Exercise task = Return all of the lines below exactly as they are.

Data excerpts =
·····

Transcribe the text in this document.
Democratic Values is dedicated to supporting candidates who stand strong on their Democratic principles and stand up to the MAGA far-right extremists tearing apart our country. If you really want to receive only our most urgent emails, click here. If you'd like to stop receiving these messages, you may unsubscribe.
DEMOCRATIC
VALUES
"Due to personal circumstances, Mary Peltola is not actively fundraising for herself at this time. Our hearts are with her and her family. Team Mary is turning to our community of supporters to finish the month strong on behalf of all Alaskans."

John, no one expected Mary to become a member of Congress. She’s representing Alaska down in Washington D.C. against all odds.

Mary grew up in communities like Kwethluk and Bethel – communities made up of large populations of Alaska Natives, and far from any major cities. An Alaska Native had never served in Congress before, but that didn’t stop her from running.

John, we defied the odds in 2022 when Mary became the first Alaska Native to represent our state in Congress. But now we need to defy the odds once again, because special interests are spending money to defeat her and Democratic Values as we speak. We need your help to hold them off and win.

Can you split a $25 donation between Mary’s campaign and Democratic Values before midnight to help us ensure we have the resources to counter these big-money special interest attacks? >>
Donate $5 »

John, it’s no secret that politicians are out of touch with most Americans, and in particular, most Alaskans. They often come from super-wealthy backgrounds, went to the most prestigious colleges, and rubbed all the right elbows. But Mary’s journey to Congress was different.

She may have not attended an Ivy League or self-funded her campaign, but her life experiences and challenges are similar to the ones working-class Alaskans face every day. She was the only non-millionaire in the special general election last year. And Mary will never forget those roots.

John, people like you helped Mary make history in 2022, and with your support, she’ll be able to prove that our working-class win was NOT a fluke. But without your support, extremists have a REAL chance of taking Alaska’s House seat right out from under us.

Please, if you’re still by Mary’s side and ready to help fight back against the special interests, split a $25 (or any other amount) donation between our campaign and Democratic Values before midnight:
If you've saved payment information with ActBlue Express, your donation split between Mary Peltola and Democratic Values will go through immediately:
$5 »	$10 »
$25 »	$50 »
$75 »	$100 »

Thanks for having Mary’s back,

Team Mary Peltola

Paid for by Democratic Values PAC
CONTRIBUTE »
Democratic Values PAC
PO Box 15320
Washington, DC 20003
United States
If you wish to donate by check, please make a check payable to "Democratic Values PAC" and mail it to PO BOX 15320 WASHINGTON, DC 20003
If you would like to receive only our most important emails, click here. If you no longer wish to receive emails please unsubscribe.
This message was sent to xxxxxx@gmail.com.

·····

Solution to the problem =
Transcribe the text in this document.
Democratic Values is dedicated to supporting candidates who stand strong on their Democratic principles and stand up to the MAGA far-right extremists tearing apart our country. If you really want to receive only our most urgent emails, click here. If you'd like to stop receiving these messages, you may unsubscribe.
DEMOCRATIC
VALUES
"Due to personal circumstances, Mary Peltola is not actively fundraising for herself at this time. Our hearts are with her and her family. Team Mary is turning to our community of supporters to finish the month strong on behalf of all Alaskans."

John, no one expected Mary to become a member of Congress. She’s representing Alaska down in Washington D.C. against all odds.

Mary grew up in communities like Kwethluk and Bethel – communities made up of large populations of Alaska Natives, and far from any major cities. An Alaska Native had never served in Congress before, but that didn’t stop her from running.

John, we defied the odds in 2022 when Mary became the first Alaska Native to represent our state in Congress. But now we need to defy the odds once again, because special interests are spending money to defeat her and Democratic Values as we speak. We need your help to hold them off and win.

Can you split a $25 donation between Mary’s campaign and Democratic Values before midnight to help us ensure we have the resources to counter these big-money special interest attacks? >>
Donate $5 »

John, it’s no secret that politicians are out of touch with most Americans, and in particular, most Alaskans. They often come from super-wealthy backgrounds, went to the most prestigious colleges, and rubbed all the right elbows. But Mary’s journey to Congress was different.

She may have not attended an Ivy League or self-funded her campaign, but her life experiences and challenges are similar to the ones working-class Alaskans face every day. She was the only non-millionaire in the special general election last year. And Mary will never forget those roots.

John, people like you helped Mary make history in 2022, and with your support, she’ll be able to prove that our working-class win was NOT a fluke. But without your support, extremists have a REAL chance of taking Alaska’s House seat right out from under us.

Please, if you’re still by Mary’s side and ready to help fight back against the special interests, split a $25 (or any other amount) donation between our campaign and Democratic Values before midnight:
If you've saved payment information with ActBlue Express, your donation split between Mary Peltola and Democratic Values will go through immediately:
$5 »	$10 »
$25 »	$50 »
$75 »	$100 »

Thanks for having Mary’s back,

Team Mary Peltola

Paid for by Democratic Values PAC
CONTRIBUTE »
Democratic Values PAC
PO Box 15320
Washington, DC 20003
United States
If you wish to donate by check, please make a check payable to "Democratic Values PAC" and mail it to PO BOX 15320 WASHINGTON, DC 20003
If you would like to receive only our most important emails, click here. If you no longer wish to receive emails please unsubscribe.
This message was sent to xxxxxx@gmail.com.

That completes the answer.